YOUR OBJECTIVE:
Copy out every line of the listing below word for word.

Records showing where elements appear:
......
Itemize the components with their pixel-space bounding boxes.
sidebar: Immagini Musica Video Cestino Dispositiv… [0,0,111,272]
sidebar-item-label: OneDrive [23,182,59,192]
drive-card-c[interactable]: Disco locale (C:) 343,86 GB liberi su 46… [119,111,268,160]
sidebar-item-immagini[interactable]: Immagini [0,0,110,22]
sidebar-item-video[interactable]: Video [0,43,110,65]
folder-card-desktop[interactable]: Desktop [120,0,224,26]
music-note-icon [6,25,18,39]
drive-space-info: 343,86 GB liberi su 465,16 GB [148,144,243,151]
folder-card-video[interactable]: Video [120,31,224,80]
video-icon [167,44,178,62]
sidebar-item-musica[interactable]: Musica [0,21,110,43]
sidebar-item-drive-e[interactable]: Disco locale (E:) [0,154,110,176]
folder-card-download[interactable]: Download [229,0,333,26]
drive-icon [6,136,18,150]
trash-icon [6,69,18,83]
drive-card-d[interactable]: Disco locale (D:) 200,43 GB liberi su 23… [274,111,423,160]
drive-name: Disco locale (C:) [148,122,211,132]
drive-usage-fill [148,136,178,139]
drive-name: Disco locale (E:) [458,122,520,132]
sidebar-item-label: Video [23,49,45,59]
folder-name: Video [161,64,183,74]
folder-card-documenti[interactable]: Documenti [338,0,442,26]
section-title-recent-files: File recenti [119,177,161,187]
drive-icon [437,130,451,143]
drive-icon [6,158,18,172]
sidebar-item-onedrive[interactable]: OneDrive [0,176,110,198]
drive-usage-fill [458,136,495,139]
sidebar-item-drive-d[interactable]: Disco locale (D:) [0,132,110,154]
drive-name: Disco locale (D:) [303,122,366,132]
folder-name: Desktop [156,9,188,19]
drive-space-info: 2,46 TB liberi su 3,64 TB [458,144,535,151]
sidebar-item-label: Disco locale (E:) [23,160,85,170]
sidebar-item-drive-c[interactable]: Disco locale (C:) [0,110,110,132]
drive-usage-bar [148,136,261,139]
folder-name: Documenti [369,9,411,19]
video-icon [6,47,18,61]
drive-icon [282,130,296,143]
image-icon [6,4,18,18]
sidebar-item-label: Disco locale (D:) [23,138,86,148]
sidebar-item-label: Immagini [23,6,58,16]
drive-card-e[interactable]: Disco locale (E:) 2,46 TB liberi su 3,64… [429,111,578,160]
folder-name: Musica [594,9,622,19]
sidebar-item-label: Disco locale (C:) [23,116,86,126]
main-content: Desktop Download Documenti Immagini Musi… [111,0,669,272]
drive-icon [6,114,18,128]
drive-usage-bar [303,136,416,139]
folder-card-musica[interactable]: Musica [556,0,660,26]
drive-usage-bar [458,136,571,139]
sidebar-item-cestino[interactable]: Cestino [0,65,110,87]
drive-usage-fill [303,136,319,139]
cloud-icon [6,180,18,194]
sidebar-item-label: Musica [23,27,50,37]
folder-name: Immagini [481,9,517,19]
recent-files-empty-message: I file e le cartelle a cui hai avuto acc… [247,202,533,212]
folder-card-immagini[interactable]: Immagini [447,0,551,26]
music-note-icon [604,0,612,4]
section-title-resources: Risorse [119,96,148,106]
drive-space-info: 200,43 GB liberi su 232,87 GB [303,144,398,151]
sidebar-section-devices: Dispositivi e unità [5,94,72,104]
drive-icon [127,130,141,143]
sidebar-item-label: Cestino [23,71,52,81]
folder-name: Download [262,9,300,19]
......
CORRECT RESPONSE:
Itemize the components with their pixel-space bounding boxes.
sidebar: Immagini Musica Video Cestino Dispositiv… [0,0,111,272]
sidebar-item-label: OneDrive [23,182,59,192]
drive-card-c[interactable]: Disco locale (C:) 343,86 GB liberi su 46… [119,111,268,160]
sidebar-item-immagini[interactable]: Immagini [0,0,110,22]
sidebar-item-video[interactable]: Video [0,43,110,65]
folder-card-desktop[interactable]: Desktop [120,0,224,26]
music-note-icon [6,25,18,39]
drive-space-info: 343,86 GB liberi su 465,16 GB [148,144,243,151]
folder-card-video[interactable]: Video [120,31,224,80]
video-icon [167,44,178,62]
sidebar-item-musica[interactable]: Musica [0,21,110,43]
sidebar-item-drive-e[interactable]: Disco locale (E:) [0,154,110,176]
folder-card-download[interactable]: Download [229,0,333,26]
drive-icon [6,136,18,150]
trash-icon [6,69,18,83]
drive-card-d[interactable]: Disco locale (D:) 200,43 GB liberi su 23… [274,111,423,160]
drive-name: Disco locale (C:) [148,122,211,132]
drive-usage-fill [148,136,178,139]
drive-name: Disco locale (E:) [458,122,520,132]
sidebar-item-label: Video [23,49,45,59]
folder-name: Video [161,64,183,74]
folder-card-documenti[interactable]: Documenti [338,0,442,26]
section-title-recent-files: File recenti [119,177,161,187]
drive-icon [437,130,451,143]
drive-icon [6,158,18,172]
sidebar-item-onedrive[interactable]: OneDrive [0,176,110,198]
drive-usage-fill [458,136,495,139]
sidebar-item-drive-d[interactable]: Disco locale (D:) [0,132,110,154]
drive-name: Disco locale (D:) [303,122,366,132]
folder-name: Desktop [156,9,188,19]
drive-space-info: 2,46 TB liberi su 3,64 TB [458,144,535,151]
sidebar-item-label: Disco locale (E:) [23,160,85,170]
sidebar-item-drive-c[interactable]: Disco locale (C:) [0,110,110,132]
drive-usage-bar [148,136,261,139]
folder-name: Documenti [369,9,411,19]
video-icon [6,47,18,61]
drive-icon [282,130,296,143]
image-icon [6,4,18,18]
sidebar-item-label: Disco locale (D:) [23,138,86,148]
sidebar-item-label: Immagini [23,6,58,16]
drive-card-e[interactable]: Disco locale (E:) 2,46 TB liberi su 3,64… [429,111,578,160]
folder-name: Musica [594,9,622,19]
sidebar-item-label: Disco locale (C:) [23,116,86,126]
main-content: Desktop Download Documenti Immagini Musi… [111,0,669,272]
drive-icon [6,114,18,128]
drive-usage-bar [303,136,416,139]
folder-card-musica[interactable]: Musica [556,0,660,26]
drive-usage-bar [458,136,571,139]
sidebar-item-cestino[interactable]: Cestino [0,65,110,87]
drive-usage-fill [303,136,319,139]
cloud-icon [6,180,18,194]
sidebar-item-label: Musica [23,27,50,37]
folder-name: Immagini [481,9,517,19]
recent-files-empty-message: I file e le cartelle a cui hai avuto acc… [247,202,533,212]
folder-card-immagini[interactable]: Immagini [447,0,551,26]
music-note-icon [604,0,612,4]
section-title-resources: Risorse [119,96,148,106]
drive-space-info: 200,43 GB liberi su 232,87 GB [303,144,398,151]
sidebar-section-devices: Dispositivi e unità [5,94,72,104]
drive-icon [127,130,141,143]
sidebar-item-label: Cestino [23,71,52,81]
folder-name: Download [262,9,300,19]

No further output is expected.